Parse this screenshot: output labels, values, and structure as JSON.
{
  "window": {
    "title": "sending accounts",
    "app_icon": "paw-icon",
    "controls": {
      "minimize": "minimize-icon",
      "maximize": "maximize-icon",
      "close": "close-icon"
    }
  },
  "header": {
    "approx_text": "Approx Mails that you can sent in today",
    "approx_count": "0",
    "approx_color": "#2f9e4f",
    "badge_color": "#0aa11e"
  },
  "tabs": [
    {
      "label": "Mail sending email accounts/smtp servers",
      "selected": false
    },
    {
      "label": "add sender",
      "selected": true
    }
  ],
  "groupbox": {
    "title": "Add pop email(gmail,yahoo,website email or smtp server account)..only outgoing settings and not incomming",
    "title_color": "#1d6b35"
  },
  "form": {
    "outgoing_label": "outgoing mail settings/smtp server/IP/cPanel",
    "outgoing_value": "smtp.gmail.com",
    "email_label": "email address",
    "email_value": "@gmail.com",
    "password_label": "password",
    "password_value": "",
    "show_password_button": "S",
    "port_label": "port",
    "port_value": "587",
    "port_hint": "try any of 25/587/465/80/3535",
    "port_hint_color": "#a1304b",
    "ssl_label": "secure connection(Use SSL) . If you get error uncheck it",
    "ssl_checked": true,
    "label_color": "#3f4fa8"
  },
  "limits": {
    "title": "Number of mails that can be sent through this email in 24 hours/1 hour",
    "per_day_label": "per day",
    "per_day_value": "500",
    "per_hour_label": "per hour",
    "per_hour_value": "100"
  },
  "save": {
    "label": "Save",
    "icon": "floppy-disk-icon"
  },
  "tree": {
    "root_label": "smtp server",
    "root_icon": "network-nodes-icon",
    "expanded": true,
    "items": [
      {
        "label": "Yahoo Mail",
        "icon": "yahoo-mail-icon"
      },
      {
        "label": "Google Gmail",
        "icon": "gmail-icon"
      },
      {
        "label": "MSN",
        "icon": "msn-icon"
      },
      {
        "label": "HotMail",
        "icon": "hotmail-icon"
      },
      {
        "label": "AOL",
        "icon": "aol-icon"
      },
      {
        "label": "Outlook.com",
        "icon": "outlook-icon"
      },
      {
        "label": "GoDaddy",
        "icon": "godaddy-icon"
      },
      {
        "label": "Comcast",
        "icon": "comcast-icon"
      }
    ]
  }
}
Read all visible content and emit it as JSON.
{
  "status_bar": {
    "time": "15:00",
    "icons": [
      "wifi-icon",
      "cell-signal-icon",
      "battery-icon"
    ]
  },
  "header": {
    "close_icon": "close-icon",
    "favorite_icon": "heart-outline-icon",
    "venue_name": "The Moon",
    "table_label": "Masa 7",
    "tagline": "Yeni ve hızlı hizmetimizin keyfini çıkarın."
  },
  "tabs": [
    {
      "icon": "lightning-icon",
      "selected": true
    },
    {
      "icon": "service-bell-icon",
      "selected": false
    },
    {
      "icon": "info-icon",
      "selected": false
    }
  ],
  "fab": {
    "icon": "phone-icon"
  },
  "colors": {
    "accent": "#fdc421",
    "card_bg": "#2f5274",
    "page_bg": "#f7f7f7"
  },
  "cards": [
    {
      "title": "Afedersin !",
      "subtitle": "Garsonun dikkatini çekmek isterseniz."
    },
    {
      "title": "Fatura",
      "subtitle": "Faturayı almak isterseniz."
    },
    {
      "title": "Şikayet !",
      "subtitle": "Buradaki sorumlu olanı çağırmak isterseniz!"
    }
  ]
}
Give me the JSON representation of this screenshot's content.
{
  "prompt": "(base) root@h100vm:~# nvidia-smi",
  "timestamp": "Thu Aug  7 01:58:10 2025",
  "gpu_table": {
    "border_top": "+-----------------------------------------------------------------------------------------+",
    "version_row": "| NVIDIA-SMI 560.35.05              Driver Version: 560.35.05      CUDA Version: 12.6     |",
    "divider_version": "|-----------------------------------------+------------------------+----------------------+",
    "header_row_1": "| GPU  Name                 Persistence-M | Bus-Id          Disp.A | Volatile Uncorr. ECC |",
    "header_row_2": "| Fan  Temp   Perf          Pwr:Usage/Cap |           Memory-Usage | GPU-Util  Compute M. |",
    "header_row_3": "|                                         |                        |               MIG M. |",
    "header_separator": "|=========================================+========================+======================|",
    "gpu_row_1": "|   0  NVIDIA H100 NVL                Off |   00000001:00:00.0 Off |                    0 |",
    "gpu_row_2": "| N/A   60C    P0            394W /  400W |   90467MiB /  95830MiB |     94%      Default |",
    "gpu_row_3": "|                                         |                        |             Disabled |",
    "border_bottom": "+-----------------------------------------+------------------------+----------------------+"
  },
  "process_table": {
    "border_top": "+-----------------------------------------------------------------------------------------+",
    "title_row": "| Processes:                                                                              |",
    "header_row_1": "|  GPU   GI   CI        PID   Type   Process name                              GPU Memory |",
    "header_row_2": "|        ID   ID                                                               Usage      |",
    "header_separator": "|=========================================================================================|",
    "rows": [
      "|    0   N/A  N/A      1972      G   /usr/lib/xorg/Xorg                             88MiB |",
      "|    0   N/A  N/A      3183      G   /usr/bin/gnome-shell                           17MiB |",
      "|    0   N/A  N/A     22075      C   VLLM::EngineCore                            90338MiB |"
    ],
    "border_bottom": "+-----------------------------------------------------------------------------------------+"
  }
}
= = = =
Aim :: Retype the data exactly as given.

Correct answer ::
Parse this screenshot: output labels, values, and structure as JSON.
{
  "window": {
    "title": "sending accounts",
    "app_icon": "paw-icon",
    "controls": {
      "minimize": "minimize-icon",
      "maximize": "maximize-icon",
      "close": "close-icon"
    }
  },
  "header": {
    "approx_text": "Approx Mails that you can sent in today",
    "approx_count": "0",
    "approx_color": "#2f9e4f",
    "badge_color": "#0aa11e"
  },
  "tabs": [
    {
      "label": "Mail sending email accounts/smtp servers",
      "selected": false
    },
    {
      "label": "add sender",
      "selected": true
    }
  ],
  "groupbox": {
    "title": "Add pop email(gmail,yahoo,website email or smtp server account)..only outgoing settings and not incomming",
    "title_color": "#1d6b35"
  },
  "form": {
    "outgoing_label": "outgoing mail settings/smtp server/IP/cPanel",
    "outgoing_value": "smtp.gmail.com",
    "email_label": "email address",
    "email_value": "@gmail.com",
    "password_label": "password",
    "password_value": "",
    "show_password_button": "S",
    "port_label": "port",
    "port_value": "587",
    "port_hint": "try any of 25/587/465/80/3535",
    "port_hint_color": "#a1304b",
    "ssl_label": "secure connection(Use SSL) . If you get error uncheck it",
    "ssl_checked": true,
    "label_color": "#3f4fa8"
  },
  "limits": {
    "title": "Number of mails that can be sent through this email in 24 hours/1 hour",
    "per_day_label": "per day",
    "per_day_value": "500",
    "per_hour_label": "per hour",
    "per_hour_value": "100"
  },
  "save": {
    "label": "Save",
    "icon": "floppy-disk-icon"
  },
  "tree": {
    "root_label": "smtp server",
    "root_icon": "network-nodes-icon",
    "expanded": true,
    "items": [
      {
        "label": "Yahoo Mail",
        "icon": "yahoo-mail-icon"
      },
      {
        "label": "Google Gmail",
        "icon": "gmail-icon"
      },
      {
        "label": "MSN",
        "icon": "msn-icon"
      },
      {
        "label": "HotMail",
        "icon": "hotmail-icon"
      },
      {
        "label": "AOL",
        "icon": "aol-icon"
      },
      {
        "label": "Outlook.com",
        "icon": "outlook-icon"
      },
      {
        "label": "GoDaddy",
        "icon": "godaddy-icon"
      },
      {
        "label": "Comcast",
        "icon": "comcast-icon"
      }
    ]
  }
}
Read all visible content and emit it as JSON.
{
  "status_bar": {
    "time": "15:00",
    "icons": [
      "wifi-icon",
      "cell-signal-icon",
      "battery-icon"
    ]
  },
  "header": {
    "close_icon": "close-icon",
    "favorite_icon": "heart-outline-icon",
    "venue_name": "The Moon",
    "table_label": "Masa 7",
    "tagline": "Yeni ve hızlı hizmetimizin keyfini çıkarın."
  },
  "tabs": [
    {
      "icon": "lightning-icon",
      "selected": true
    },
    {
      "icon": "service-bell-icon",
      "selected": false
    },
    {
      "icon": "info-icon",
      "selected": false
    }
  ],
  "fab": {
    "icon": "phone-icon"
  },
  "colors": {
    "accent": "#fdc421",
    "card_bg": "#2f5274",
    "page_bg": "#f7f7f7"
  },
  "cards": [
    {
      "title": "Afedersin !",
      "subtitle": "Garsonun dikkatini çekmek isterseniz."
    },
    {
      "title": "Fatura",
      "subtitle": "Faturayı almak isterseniz."
    },
    {
      "title": "Şikayet !",
      "subtitle": "Buradaki sorumlu olanı çağırmak isterseniz!"
    }
  ]
}
Give me the JSON representation of this screenshot's content.
{
  "prompt": "(base) root@h100vm:~# nvidia-smi",
  "timestamp": "Thu Aug  7 01:58:10 2025",
  "gpu_table": {
    "border_top": "+-----------------------------------------------------------------------------------------+",
    "version_row": "| NVIDIA-SMI 560.35.05              Driver Version: 560.35.05      CUDA Version: 12.6     |",
    "divider_version": "|-----------------------------------------+------------------------+----------------------+",
    "header_row_1": "| GPU  Name                 Persistence-M | Bus-Id          Disp.A | Volatile Uncorr. ECC |",
    "header_row_2": "| Fan  Temp   Perf          Pwr:Usage/Cap |           Memory-Usage | GPU-Util  Compute M. |",
    "header_row_3": "|                                         |                        |               MIG M. |",
    "header_separator": "|=========================================+========================+======================|",
    "gpu_row_1": "|   0  NVIDIA H100 NVL                Off |   00000001:00:00.0 Off |                    0 |",
    "gpu_row_2": "| N/A   60C    P0            394W /  400W |   90467MiB /  95830MiB |     94%      Default |",
    "gpu_row_3": "|                                         |                        |             Disabled |",
    "border_bottom": "+-----------------------------------------+------------------------+----------------------+"
  },
  "process_table": {
    "border_top": "+-----------------------------------------------------------------------------------------+",
    "title_row": "| Processes:                                                                              |",
    "header_row_1": "|  GPU   GI   CI        PID   Type   Process name                              GPU Memory |",
    "header_row_2": "|        ID   ID                                                               Usage      |",
    "header_separator": "|=========================================================================================|",
    "rows": [
      "|    0   N/A  N/A      1972      G   /usr/lib/xorg/Xorg                             88MiB |",
      "|    0   N/A  N/A      3183      G   /usr/bin/gnome-shell                           17MiB |",
      "|    0   N/A  N/A     22075      C   VLLM::EngineCore                            90338MiB |"
    ],
    "border_bottom": "+-----------------------------------------------------------------------------------------+"
  }
}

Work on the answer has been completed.